• _Work instructions_:
From the entries below, determine the number of lines that contain "mmHg". Give that number by itself.
***** Given information
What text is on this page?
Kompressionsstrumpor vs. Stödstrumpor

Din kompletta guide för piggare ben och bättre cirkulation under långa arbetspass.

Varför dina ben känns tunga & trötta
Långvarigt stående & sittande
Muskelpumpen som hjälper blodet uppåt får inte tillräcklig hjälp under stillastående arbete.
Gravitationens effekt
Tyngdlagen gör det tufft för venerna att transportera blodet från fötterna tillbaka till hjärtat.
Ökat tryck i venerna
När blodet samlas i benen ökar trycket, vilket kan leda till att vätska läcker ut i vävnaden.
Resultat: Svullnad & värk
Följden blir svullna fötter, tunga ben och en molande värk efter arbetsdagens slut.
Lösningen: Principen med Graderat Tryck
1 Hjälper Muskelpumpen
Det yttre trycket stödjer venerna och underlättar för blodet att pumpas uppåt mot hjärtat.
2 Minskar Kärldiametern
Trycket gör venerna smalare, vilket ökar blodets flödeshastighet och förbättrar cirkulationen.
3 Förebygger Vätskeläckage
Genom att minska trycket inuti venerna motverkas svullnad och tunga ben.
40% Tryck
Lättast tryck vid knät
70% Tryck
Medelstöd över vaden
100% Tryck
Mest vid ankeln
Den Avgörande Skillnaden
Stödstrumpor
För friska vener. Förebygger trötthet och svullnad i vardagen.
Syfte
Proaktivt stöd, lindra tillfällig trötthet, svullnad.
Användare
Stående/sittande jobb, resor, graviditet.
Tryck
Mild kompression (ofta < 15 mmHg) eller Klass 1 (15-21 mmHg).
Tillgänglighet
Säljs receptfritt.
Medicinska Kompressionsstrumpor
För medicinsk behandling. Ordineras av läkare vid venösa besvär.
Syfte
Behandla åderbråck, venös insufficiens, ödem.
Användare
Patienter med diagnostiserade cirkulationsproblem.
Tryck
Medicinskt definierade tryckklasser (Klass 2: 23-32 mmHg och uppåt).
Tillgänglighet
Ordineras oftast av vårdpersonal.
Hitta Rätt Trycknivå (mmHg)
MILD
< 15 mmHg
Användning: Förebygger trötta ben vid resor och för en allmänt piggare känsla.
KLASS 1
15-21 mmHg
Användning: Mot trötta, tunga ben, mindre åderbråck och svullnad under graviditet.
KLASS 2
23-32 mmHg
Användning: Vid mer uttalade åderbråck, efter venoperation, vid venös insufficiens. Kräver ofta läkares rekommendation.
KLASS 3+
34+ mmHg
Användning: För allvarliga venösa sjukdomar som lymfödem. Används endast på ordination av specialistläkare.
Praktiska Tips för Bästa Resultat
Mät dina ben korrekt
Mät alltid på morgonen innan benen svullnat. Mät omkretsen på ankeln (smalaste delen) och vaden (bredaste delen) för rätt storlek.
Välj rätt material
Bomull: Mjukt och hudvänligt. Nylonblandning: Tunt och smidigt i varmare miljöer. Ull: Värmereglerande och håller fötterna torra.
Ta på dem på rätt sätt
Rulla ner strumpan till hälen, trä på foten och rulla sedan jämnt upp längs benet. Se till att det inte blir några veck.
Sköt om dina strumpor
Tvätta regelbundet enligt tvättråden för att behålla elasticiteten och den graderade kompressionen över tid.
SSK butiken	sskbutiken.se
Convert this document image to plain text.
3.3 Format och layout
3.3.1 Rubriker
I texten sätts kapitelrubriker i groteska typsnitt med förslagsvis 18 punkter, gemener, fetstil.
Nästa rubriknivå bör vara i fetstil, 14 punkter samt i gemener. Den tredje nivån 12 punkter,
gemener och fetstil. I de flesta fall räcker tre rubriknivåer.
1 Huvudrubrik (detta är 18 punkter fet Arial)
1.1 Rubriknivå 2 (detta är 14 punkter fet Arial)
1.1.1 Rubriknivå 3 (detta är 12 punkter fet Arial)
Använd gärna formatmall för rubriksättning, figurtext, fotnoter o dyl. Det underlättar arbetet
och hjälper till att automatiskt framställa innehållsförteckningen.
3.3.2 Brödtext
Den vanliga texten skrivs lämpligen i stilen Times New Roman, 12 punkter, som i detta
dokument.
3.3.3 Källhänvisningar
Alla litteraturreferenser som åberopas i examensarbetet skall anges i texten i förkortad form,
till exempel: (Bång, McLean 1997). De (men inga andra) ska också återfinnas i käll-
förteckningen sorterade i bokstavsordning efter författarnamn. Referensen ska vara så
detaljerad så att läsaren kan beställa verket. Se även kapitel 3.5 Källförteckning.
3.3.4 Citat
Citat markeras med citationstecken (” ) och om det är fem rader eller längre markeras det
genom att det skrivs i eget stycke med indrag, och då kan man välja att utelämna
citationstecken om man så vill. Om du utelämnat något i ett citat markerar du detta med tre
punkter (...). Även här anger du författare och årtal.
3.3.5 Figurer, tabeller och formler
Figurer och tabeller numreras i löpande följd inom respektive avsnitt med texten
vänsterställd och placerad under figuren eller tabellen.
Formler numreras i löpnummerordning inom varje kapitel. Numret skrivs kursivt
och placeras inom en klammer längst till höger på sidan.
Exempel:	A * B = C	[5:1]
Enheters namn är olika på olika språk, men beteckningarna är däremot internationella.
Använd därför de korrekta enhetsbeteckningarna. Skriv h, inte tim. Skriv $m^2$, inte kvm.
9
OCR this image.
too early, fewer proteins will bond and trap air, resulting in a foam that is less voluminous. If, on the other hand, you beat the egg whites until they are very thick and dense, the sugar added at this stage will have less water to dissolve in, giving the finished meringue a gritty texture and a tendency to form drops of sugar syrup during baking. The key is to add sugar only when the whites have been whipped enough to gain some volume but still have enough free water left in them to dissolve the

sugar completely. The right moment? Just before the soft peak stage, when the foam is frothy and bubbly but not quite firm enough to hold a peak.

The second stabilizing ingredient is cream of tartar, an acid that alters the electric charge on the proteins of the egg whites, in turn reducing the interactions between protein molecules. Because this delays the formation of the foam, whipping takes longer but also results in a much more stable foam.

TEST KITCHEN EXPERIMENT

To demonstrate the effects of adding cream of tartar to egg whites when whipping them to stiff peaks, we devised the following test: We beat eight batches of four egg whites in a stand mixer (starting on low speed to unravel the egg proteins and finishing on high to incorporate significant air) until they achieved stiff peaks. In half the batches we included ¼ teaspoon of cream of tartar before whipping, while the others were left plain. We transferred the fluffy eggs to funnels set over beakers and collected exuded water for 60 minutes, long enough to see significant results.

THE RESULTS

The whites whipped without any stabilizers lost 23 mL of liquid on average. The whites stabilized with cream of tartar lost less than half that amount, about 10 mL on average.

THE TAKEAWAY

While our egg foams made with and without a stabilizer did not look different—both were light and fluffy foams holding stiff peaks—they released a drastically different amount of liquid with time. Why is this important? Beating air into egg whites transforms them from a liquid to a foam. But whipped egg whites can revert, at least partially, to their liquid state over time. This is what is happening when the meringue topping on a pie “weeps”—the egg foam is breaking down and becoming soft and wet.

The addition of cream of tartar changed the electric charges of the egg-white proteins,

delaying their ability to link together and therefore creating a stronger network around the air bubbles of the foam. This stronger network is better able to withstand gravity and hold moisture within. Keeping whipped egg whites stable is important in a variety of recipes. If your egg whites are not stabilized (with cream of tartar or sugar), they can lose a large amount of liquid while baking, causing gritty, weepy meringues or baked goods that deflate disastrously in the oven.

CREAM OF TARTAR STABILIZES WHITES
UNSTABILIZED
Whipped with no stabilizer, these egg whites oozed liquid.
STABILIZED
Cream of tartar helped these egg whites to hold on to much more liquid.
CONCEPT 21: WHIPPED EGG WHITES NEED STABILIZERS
**********
• _Task solution_:
7